--- Goal ---
Exactly repeat the material, dropping only the pictures.
### Information supplied ###
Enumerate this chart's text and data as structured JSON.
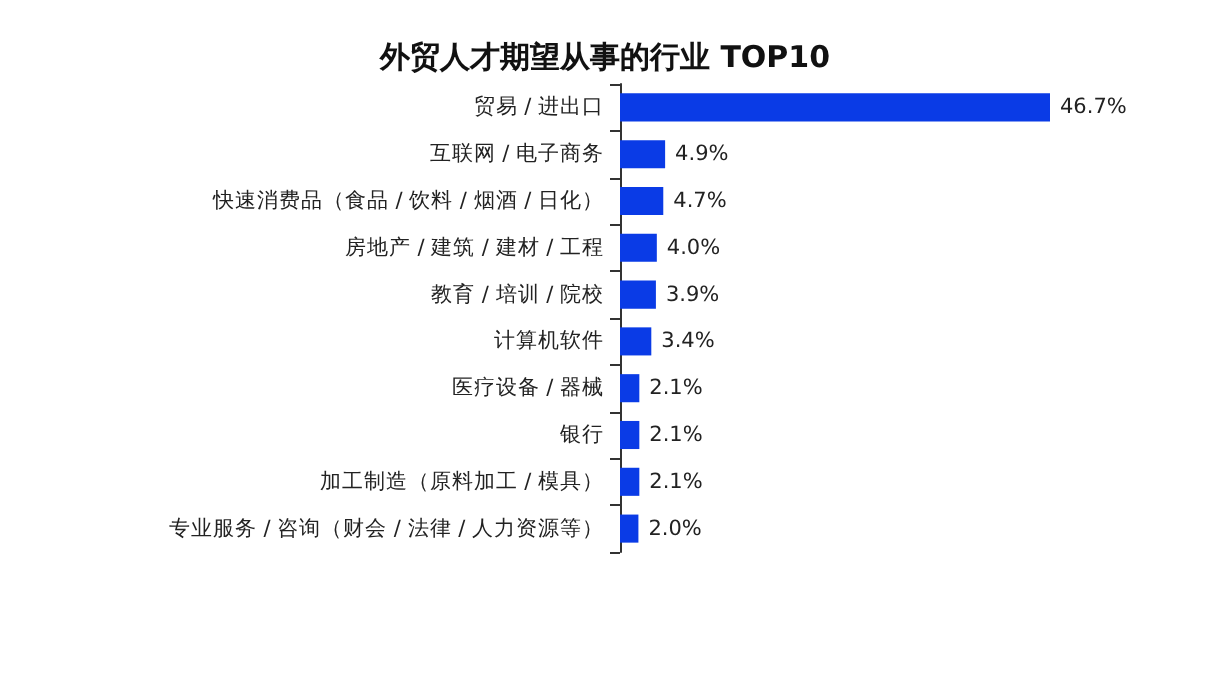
{
  "chart_data": {
    "type": "bar",
    "orientation": "horizontal",
    "title": "外贸人才期望从事的行业 TOP10",
    "categories": [
      "贸易 / 进出口",
      "互联网 / 电子商务",
      "快速消费品（食品 / 饮料 / 烟酒 / 日化）",
      "房地产 / 建筑 / 建材 / 工程",
      "教育 / 培训 / 院校",
      "计算机软件",
      "医疗设备 / 器械",
      "银行",
      "加工制造（原料加工 / 模具）",
      "专业服务 / 咨询（财会 / 法律 / 人力资源等）"
    ],
    "values": [
      46.7,
      4.9,
      4.7,
      4.0,
      3.9,
      3.4,
      2.1,
      2.1,
      2.1,
      2.0
    ],
    "value_labels": [
      "46.7%",
      "4.9%",
      "4.7%",
      "4.0%",
      "3.9%",
      "3.4%",
      "2.1%",
      "2.1%",
      "2.1%",
      "2.0%"
    ],
    "color": "#0a3be6"
  }
}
###
--- Full answer ---
Enumerate this chart's text and data as structured JSON.
{
  "chart_data": {
    "type": "bar",
    "orientation": "horizontal",
    "title": "外贸人才期望从事的行业 TOP10",
    "categories": [
      "贸易 / 进出口",
      "互联网 / 电子商务",
      "快速消费品（食品 / 饮料 / 烟酒 / 日化）",
      "房地产 / 建筑 / 建材 / 工程",
      "教育 / 培训 / 院校",
      "计算机软件",
      "医疗设备 / 器械",
      "银行",
      "加工制造（原料加工 / 模具）",
      "专业服务 / 咨询（财会 / 法律 / 人力资源等）"
    ],
    "values": [
      46.7,
      4.9,
      4.7,
      4.0,
      3.9,
      3.4,
      2.1,
      2.1,
      2.1,
      2.0
    ],
    "value_labels": [
      "46.7%",
      "4.9%",
      "4.7%",
      "4.0%",
      "3.9%",
      "3.4%",
      "2.1%",
      "2.1%",
      "2.1%",
      "2.0%"
    ],
    "color": "#0a3be6"
  }
}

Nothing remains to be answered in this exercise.